▸ **What you need to do**: Pull out each line of the records holding the string "saignée".

------------

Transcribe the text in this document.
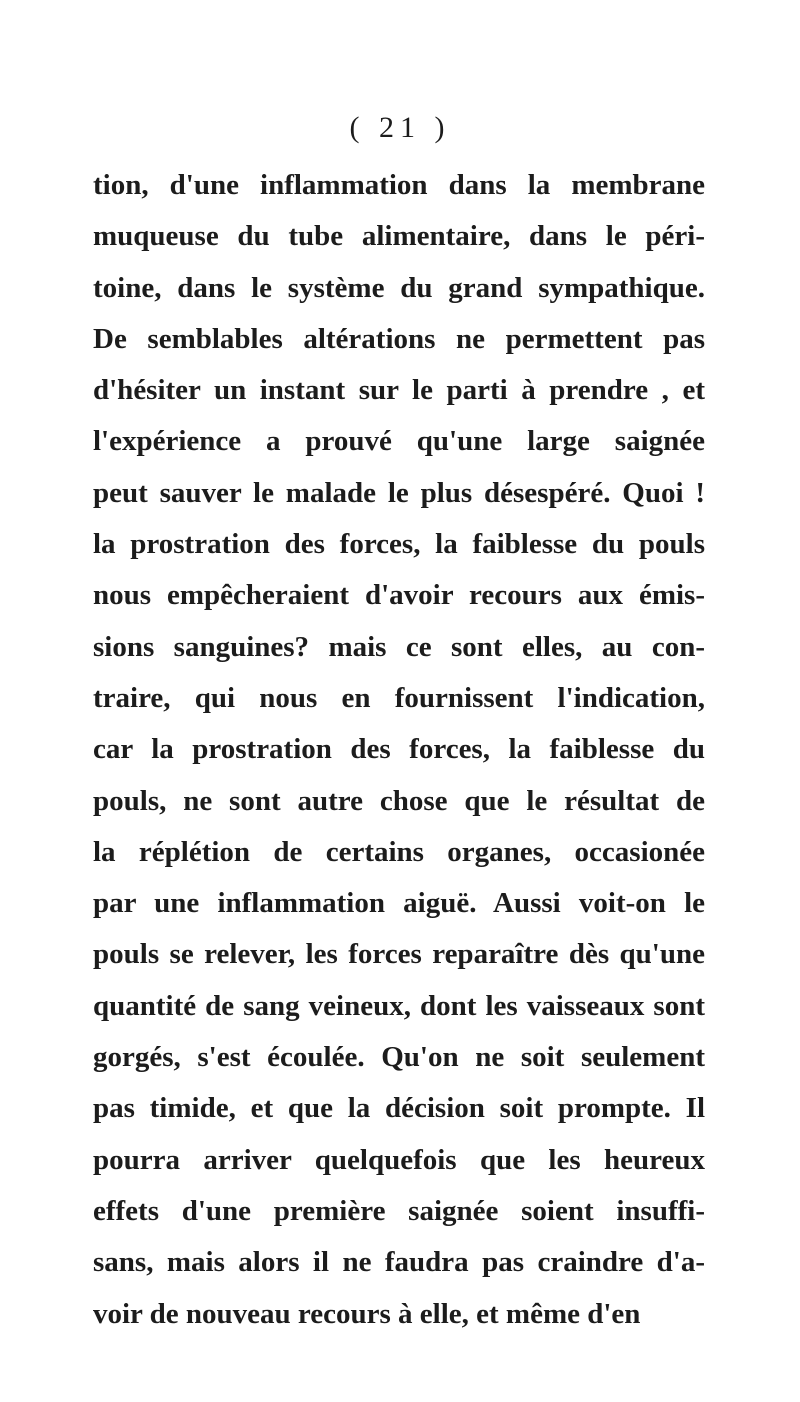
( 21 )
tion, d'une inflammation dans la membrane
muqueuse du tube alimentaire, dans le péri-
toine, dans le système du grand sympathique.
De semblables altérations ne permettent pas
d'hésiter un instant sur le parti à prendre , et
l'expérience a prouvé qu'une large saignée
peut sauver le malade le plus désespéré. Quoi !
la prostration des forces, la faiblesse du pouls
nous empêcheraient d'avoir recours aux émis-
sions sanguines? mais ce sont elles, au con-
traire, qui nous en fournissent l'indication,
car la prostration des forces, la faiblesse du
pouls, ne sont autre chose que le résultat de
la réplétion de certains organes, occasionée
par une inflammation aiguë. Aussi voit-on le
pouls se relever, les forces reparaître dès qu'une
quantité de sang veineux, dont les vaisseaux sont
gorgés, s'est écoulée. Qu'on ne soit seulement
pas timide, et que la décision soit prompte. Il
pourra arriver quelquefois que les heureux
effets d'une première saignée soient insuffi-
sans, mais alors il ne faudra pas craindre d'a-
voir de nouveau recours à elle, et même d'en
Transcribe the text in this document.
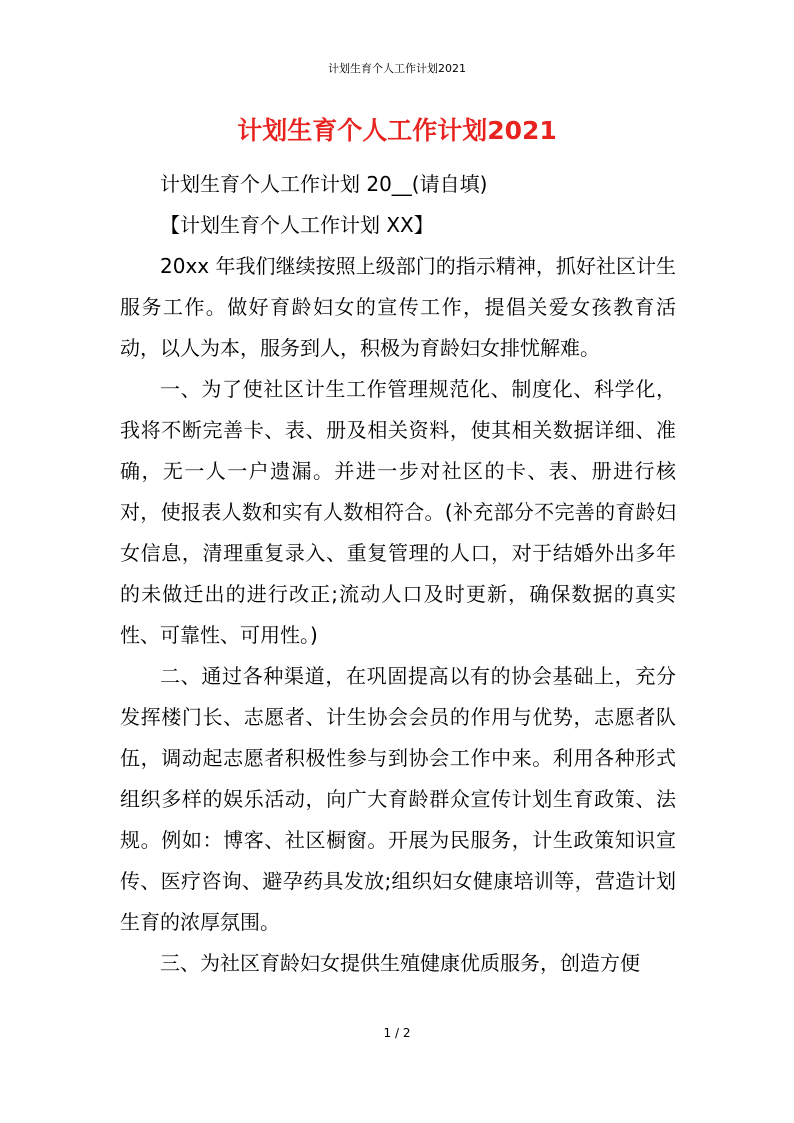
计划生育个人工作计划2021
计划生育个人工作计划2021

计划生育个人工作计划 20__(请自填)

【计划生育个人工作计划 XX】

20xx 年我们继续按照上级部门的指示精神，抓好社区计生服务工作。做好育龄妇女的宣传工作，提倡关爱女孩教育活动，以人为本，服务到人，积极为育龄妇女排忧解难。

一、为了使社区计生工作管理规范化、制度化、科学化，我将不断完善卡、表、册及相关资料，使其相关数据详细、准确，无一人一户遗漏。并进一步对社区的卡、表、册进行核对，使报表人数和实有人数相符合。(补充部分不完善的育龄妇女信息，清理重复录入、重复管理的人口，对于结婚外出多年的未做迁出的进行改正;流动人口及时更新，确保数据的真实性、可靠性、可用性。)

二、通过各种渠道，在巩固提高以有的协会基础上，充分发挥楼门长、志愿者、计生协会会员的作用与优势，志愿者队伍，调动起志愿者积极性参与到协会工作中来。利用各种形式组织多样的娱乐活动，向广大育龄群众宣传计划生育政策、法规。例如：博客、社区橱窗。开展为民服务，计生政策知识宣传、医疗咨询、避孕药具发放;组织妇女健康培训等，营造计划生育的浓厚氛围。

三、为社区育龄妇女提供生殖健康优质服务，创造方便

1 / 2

------------

▸ **Completed exercise**:
l'expérience a prouvé qu'une large saignée
effets d'une première saignée soient insuffi-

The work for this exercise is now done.